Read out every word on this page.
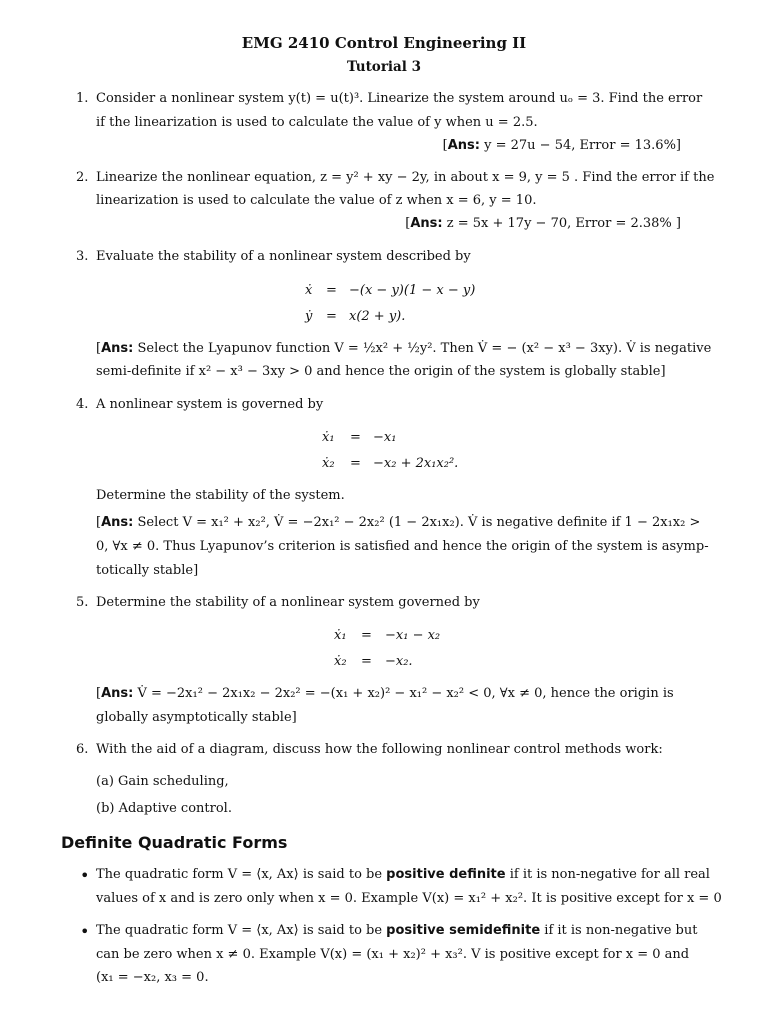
EMG 2410 Control Engineering II
Tutorial 3
1. Consider a nonlinear system y(t) = u(t)³. Linearize the system around uₒ = 3. Find the error
if the linearization is used to calculate the value of y when u = 2.5.
[Ans: y = 27u − 54, Error = 13.6%]
2. Linearize the nonlinear equation, z = y² + xy − 2y, in about x = 9, y = 5 . Find the error if the
linearization is used to calculate the value of z when x = 6, y = 10.
[Ans: z = 5x + 17y − 70, Error = 2.38% ]
3. Evaluate the stability of a nonlinear system described by
ẋ = −(x − y)(1 − x − y)
ẏ = x(2 + y).
[Ans: Select the Lyapunov function V = ½x² + ½y². Then V̇ = − (x² − x³ − 3xy). V̇ is negative
semi-definite if x² − x³ − 3xy > 0 and hence the origin of the system is globally stable]
4. A nonlinear system is governed by
ẋ₁ = −x₁
ẋ₂ = −x₂ + 2x₁x₂².
Determine the stability of the system.
[Ans: Select V = x₁² + x₂², V̇ = −2x₁² − 2x₂² (1 − 2x₁x₂). V̇ is negative definite if 1 − 2x₁x₂ >
0, ∀x ≠ 0. Thus Lyapunov’s criterion is satisfied and hence the origin of the system is asymp-
totically stable]
5. Determine the stability of a nonlinear system governed by
ẋ₁ = −x₁ − x₂
ẋ₂ = −x₂.
[Ans: V̇ = −2x₁² − 2x₁x₂ − 2x₂² = −(x₁ + x₂)² − x₁² − x₂² < 0, ∀x ≠ 0, hence the origin is
globally asymptotically stable]
6. With the aid of a diagram, discuss how the following nonlinear control methods work:
(a) Gain scheduling,
(b) Adaptive control.
Definite Quadratic Forms
• The quadratic form V = ⟨x, Ax⟩ is said to be positive definite if it is non-negative for all real
values of x and is zero only when x = 0. Example V(x) = x₁² + x₂². It is positive except for x = 0
• The quadratic form V = ⟨x, Ax⟩ is said to be positive semidefinite if it is non-negative but
can be zero when x ≠ 0. Example V(x) = (x₁ + x₂)² + x₃². V is positive except for x = 0 and
(x₁ = −x₂, x₃ = 0.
########################################
Reproduce the full material exactly, excluding the pictures.

# RESPONSE:
Read out every word on this page.
EMG 2410 Control Engineering II
Tutorial 3
1. Consider a nonlinear system y(t) = u(t)³. Linearize the system around uₒ = 3. Find the error
if the linearization is used to calculate the value of y when u = 2.5.
[Ans: y = 27u − 54, Error = 13.6%]
2. Linearize the nonlinear equation, z = y² + xy − 2y, in about x = 9, y = 5 . Find the error if the
linearization is used to calculate the value of z when x = 6, y = 10.
[Ans: z = 5x + 17y − 70, Error = 2.38% ]
3. Evaluate the stability of a nonlinear system described by
ẋ = −(x − y)(1 − x − y)
ẏ = x(2 + y).
[Ans: Select the Lyapunov function V = ½x² + ½y². Then V̇ = − (x² − x³ − 3xy). V̇ is negative
semi-definite if x² − x³ − 3xy > 0 and hence the origin of the system is globally stable]
4. A nonlinear system is governed by
ẋ₁ = −x₁
ẋ₂ = −x₂ + 2x₁x₂².
Determine the stability of the system.
[Ans: Select V = x₁² + x₂², V̇ = −2x₁² − 2x₂² (1 − 2x₁x₂). V̇ is negative definite if 1 − 2x₁x₂ >
0, ∀x ≠ 0. Thus Lyapunov’s criterion is satisfied and hence the origin of the system is asymp-
totically stable]
5. Determine the stability of a nonlinear system governed by
ẋ₁ = −x₁ − x₂
ẋ₂ = −x₂.
[Ans: V̇ = −2x₁² − 2x₁x₂ − 2x₂² = −(x₁ + x₂)² − x₁² − x₂² < 0, ∀x ≠ 0, hence the origin is
globally asymptotically stable]
6. With the aid of a diagram, discuss how the following nonlinear control methods work:
(a) Gain scheduling,
(b) Adaptive control.
Definite Quadratic Forms
• The quadratic form V = ⟨x, Ax⟩ is said to be positive definite if it is non-negative for all real
values of x and is zero only when x = 0. Example V(x) = x₁² + x₂². It is positive except for x = 0
• The quadratic form V = ⟨x, Ax⟩ is said to be positive semidefinite if it is non-negative but
can be zero when x ≠ 0. Example V(x) = (x₁ + x₂)² + x₃². V is positive except for x = 0 and
(x₁ = −x₂, x₃ = 0.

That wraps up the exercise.